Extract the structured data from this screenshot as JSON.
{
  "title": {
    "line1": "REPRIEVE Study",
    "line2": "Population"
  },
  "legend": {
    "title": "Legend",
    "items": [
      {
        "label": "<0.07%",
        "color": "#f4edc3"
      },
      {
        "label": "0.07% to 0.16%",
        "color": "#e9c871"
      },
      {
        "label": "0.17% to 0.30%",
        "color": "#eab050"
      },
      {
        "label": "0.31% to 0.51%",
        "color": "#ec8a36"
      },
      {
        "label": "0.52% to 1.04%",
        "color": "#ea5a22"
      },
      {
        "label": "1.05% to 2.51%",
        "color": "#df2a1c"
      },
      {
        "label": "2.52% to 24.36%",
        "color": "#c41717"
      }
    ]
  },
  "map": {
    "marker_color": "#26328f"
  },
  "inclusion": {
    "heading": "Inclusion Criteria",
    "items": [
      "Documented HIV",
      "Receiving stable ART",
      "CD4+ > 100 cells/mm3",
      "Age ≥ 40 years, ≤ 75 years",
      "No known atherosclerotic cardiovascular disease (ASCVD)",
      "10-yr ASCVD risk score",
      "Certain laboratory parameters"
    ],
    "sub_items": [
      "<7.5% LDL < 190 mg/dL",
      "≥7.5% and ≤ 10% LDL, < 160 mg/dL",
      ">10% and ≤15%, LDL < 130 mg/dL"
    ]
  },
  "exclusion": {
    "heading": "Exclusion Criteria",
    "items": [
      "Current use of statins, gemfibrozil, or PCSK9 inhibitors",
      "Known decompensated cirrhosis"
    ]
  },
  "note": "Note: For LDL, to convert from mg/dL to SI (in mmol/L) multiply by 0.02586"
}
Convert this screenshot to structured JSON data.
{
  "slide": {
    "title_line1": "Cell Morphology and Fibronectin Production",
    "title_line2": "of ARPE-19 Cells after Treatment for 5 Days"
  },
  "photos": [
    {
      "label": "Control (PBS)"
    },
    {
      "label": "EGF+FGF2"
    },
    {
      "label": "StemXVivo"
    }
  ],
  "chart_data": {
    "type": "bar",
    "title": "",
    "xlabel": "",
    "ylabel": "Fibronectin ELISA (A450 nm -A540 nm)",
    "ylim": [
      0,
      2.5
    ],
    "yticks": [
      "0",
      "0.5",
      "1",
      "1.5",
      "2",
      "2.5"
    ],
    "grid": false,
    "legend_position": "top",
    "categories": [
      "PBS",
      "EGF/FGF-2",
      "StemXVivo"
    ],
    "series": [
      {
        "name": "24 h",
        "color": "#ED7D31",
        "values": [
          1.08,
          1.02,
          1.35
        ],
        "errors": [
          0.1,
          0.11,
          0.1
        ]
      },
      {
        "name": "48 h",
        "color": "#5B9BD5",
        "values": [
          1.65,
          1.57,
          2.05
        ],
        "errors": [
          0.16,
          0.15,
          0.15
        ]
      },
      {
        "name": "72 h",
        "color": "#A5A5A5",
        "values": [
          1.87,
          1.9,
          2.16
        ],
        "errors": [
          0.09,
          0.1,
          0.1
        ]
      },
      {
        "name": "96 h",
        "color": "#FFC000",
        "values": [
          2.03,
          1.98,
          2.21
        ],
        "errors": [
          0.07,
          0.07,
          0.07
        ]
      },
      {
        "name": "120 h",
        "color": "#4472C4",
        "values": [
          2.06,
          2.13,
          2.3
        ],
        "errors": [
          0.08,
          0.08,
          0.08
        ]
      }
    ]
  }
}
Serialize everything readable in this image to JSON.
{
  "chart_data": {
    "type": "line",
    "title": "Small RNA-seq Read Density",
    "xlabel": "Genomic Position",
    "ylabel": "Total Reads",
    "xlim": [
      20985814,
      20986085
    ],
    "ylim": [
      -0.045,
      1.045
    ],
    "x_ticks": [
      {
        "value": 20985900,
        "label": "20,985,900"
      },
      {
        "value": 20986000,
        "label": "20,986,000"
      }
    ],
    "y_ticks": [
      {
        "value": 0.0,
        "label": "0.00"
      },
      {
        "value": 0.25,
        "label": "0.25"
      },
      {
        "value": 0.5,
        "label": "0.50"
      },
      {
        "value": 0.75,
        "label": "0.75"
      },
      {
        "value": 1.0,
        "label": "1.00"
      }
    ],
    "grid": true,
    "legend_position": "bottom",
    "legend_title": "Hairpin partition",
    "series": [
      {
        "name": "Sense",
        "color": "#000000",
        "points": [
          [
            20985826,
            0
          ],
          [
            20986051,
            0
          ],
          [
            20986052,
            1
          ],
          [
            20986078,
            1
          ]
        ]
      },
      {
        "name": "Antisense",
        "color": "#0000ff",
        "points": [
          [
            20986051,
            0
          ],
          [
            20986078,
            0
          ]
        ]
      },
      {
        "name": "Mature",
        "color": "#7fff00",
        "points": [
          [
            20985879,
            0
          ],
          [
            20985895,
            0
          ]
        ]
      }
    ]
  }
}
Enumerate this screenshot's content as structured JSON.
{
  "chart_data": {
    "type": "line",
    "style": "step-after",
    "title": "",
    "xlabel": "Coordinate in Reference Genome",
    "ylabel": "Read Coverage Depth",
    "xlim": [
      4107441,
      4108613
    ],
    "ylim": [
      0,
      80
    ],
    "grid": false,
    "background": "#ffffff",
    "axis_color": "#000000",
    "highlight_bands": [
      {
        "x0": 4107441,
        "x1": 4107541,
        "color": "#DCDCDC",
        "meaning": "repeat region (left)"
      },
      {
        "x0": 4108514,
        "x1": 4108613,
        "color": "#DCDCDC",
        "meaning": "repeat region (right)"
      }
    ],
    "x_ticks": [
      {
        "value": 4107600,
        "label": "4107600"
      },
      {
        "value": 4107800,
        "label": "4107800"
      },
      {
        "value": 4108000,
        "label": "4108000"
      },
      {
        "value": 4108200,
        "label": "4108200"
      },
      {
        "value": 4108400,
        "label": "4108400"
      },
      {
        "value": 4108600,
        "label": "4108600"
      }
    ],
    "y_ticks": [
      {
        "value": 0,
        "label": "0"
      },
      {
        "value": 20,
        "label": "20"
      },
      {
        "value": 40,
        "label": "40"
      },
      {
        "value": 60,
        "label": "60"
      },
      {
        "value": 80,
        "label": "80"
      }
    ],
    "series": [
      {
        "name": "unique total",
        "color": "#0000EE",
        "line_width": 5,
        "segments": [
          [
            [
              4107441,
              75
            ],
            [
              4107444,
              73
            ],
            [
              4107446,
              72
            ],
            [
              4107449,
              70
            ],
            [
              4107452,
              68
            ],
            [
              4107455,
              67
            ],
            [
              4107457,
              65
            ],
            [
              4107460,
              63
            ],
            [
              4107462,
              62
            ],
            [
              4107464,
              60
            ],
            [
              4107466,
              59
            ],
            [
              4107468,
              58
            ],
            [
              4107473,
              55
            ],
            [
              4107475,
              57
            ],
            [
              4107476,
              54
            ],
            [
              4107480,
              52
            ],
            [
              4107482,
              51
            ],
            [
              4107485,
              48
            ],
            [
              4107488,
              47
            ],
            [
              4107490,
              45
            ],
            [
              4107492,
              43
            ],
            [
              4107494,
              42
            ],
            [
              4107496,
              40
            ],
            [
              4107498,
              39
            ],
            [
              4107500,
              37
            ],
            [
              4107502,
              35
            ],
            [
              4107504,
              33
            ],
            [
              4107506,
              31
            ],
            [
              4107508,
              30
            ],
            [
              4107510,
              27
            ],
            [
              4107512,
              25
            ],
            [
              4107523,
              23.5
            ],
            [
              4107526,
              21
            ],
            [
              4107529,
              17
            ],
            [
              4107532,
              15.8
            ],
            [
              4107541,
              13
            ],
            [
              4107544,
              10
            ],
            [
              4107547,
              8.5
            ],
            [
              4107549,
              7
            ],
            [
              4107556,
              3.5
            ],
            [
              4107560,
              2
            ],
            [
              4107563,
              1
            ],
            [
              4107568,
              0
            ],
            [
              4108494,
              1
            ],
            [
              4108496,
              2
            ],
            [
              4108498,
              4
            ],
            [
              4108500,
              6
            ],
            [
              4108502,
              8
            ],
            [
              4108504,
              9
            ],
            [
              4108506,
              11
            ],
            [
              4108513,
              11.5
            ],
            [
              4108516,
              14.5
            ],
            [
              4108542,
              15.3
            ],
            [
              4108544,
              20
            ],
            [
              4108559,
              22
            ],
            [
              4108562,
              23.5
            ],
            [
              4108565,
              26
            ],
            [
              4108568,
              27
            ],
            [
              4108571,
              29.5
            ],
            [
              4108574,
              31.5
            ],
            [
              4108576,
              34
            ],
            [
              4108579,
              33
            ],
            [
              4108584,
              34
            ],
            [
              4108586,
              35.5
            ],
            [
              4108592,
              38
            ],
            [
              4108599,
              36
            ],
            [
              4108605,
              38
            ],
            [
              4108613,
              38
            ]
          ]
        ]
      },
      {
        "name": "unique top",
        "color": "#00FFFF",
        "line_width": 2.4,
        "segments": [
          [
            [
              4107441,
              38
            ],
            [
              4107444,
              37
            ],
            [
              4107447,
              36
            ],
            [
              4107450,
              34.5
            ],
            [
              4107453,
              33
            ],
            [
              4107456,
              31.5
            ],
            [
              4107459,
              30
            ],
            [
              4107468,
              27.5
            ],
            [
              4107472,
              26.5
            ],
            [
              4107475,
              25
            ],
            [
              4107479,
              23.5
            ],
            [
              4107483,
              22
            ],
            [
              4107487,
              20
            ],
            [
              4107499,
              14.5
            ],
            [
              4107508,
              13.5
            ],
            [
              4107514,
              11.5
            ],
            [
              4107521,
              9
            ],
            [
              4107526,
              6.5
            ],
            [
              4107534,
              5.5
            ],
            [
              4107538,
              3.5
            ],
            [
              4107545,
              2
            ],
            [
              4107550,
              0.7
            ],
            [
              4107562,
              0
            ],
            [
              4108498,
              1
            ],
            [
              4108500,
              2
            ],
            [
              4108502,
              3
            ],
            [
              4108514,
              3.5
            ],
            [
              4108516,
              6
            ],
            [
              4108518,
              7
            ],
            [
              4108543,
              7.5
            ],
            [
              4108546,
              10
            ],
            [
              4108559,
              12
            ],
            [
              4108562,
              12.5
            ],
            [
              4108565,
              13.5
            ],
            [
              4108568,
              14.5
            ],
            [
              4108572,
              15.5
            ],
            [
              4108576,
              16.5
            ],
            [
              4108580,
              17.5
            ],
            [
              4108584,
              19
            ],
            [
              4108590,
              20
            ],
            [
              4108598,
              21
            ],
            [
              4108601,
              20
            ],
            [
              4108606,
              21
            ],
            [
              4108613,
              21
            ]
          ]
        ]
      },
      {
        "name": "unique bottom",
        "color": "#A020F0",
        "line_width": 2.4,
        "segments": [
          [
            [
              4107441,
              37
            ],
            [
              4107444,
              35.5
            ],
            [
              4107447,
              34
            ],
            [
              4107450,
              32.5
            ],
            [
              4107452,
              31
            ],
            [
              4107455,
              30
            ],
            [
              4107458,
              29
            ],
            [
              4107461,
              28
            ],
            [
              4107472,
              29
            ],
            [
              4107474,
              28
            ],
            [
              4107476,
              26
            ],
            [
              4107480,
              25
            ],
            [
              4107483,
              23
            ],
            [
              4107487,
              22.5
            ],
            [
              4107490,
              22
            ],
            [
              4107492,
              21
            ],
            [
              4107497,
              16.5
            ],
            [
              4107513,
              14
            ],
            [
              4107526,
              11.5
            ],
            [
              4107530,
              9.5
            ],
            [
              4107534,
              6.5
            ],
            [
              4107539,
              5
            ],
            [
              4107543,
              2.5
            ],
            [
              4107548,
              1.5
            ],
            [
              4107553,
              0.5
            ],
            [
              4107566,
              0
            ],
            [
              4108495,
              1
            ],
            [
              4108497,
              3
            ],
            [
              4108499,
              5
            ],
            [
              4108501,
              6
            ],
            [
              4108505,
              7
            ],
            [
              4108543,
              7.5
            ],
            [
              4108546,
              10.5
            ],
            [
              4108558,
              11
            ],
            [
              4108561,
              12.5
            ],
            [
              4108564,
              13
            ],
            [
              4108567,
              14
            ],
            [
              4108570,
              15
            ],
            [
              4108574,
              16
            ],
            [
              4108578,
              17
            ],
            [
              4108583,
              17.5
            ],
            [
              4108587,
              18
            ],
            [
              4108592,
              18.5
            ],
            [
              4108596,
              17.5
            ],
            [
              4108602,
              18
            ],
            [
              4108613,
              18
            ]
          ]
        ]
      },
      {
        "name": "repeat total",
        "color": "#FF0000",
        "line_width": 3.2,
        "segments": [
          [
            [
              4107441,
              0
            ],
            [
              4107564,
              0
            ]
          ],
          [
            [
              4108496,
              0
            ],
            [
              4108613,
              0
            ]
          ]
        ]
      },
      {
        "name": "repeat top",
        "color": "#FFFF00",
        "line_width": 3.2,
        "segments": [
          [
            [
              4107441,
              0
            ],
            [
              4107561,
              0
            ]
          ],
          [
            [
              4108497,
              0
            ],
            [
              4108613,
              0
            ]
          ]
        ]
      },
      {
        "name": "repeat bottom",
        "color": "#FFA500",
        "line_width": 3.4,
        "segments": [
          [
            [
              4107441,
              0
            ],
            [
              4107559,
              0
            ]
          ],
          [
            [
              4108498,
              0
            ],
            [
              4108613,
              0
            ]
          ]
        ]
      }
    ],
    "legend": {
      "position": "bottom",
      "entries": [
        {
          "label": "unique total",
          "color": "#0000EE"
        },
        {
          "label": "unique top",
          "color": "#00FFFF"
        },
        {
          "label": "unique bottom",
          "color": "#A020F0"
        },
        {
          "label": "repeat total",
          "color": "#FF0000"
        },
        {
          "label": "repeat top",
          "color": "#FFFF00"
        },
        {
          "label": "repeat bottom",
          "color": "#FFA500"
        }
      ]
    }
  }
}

**TASK TO CARRY OUT**
If a line above includes the word "ASCVD", count it; then give the final number by itself.

**EXERCISE RESULT**
2